## start

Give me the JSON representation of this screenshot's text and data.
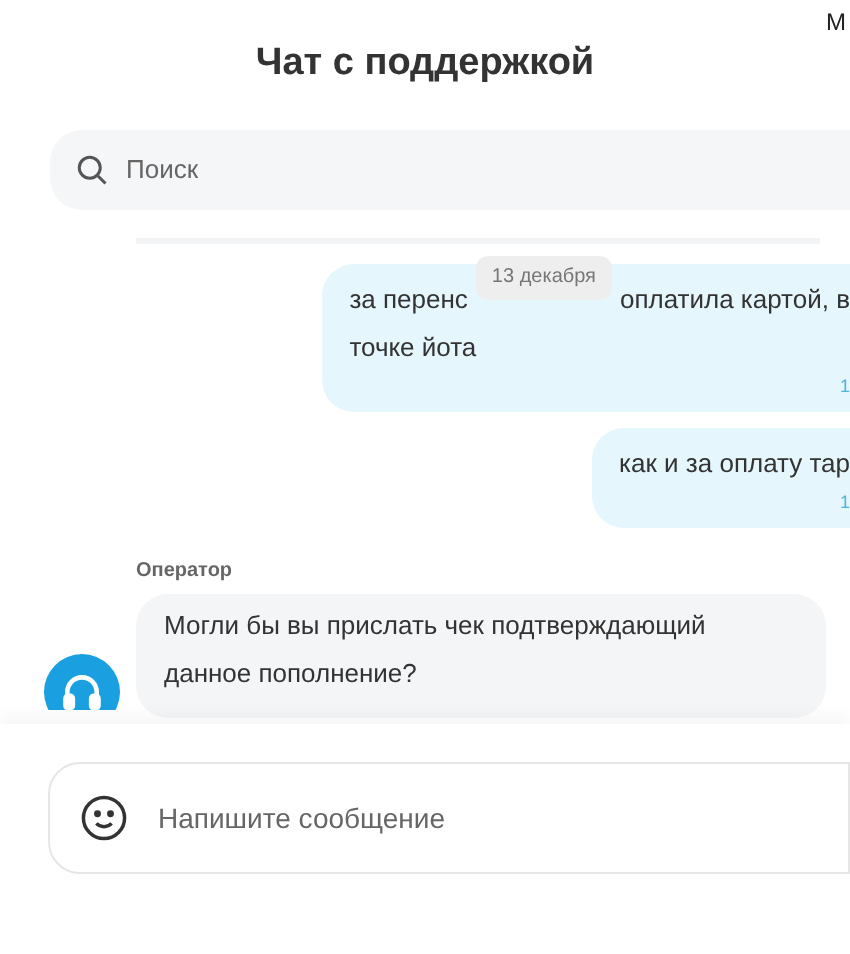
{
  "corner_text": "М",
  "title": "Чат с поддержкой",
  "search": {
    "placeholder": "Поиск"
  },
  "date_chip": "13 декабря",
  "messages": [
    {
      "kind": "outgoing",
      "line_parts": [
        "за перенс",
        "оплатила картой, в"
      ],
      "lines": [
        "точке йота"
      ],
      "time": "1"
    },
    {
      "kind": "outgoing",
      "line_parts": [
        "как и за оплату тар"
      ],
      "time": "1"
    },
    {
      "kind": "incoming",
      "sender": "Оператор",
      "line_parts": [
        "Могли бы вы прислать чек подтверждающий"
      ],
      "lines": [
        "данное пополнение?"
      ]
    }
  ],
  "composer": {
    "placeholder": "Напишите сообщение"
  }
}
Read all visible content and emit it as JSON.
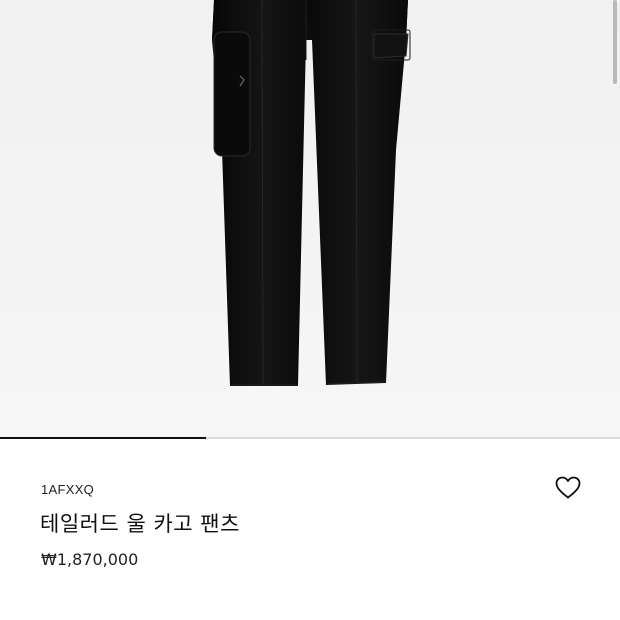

## end
## start

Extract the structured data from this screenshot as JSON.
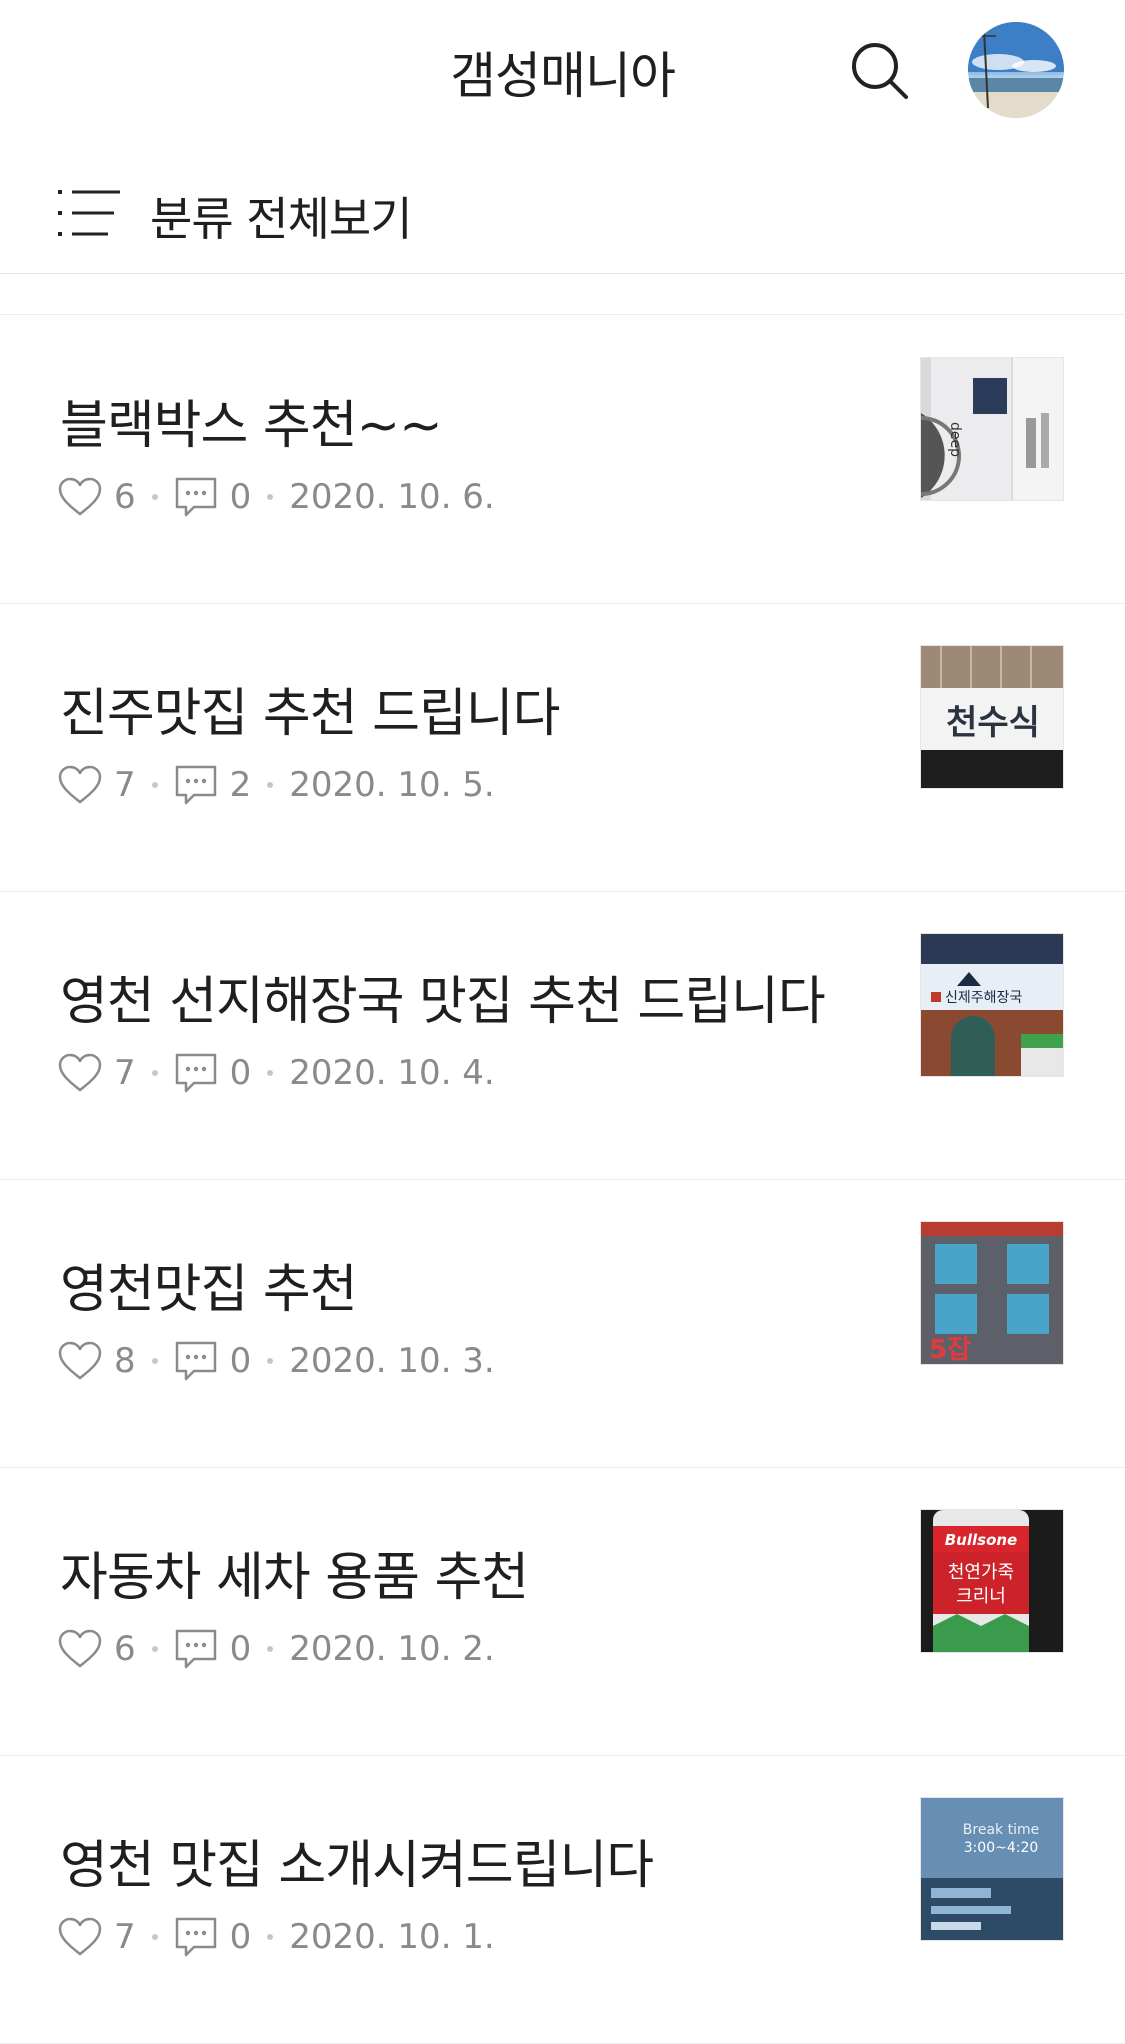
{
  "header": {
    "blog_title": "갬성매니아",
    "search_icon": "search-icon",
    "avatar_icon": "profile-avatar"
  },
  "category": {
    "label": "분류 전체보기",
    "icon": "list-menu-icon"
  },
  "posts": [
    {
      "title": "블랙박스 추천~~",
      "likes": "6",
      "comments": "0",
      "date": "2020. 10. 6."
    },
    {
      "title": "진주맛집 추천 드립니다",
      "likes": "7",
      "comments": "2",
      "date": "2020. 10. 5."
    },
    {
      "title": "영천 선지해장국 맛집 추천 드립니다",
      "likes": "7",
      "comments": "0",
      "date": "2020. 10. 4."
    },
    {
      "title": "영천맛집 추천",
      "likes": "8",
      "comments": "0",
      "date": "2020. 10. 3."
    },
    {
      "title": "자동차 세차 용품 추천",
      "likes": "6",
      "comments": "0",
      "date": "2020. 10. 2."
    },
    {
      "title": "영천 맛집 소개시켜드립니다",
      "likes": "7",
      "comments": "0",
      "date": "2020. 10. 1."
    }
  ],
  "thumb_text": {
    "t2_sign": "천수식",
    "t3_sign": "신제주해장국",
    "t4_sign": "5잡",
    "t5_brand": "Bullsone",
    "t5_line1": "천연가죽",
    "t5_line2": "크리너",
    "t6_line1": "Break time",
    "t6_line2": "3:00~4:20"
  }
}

## end

• WHAT YOU ARE ASKED TO DO:
Pull out only the lines from the one with "Give me the" up to and including the one with "Read all visible content and emit it as JSON.", and drop any pictures along the way.

• REPLY TO THE TASK:
Give me the JSON representation of this screenshot's text and data.
{
  "corner_text": "М",
  "title": "Чат с поддержкой",
  "search": {
    "placeholder": "Поиск"
  },
  "date_chip": "13 декабря",
  "messages": [
    {
      "kind": "outgoing",
      "line_parts": [
        "за перенс",
        "оплатила картой, в"
      ],
      "lines": [
        "точке йота"
      ],
      "time": "1"
    },
    {
      "kind": "outgoing",
      "line_parts": [
        "как и за оплату тар"
      ],
      "time": "1"
    },
    {
      "kind": "incoming",
      "sender": "Оператор",
      "line_parts": [
        "Могли бы вы прислать чек подтверждающий"
      ],
      "lines": [
        "данное пополнение?"
      ]
    }
  ],
  "composer": {
    "placeholder": "Напишите сообщение"
  }
}
Read all visible content and emit it as JSON.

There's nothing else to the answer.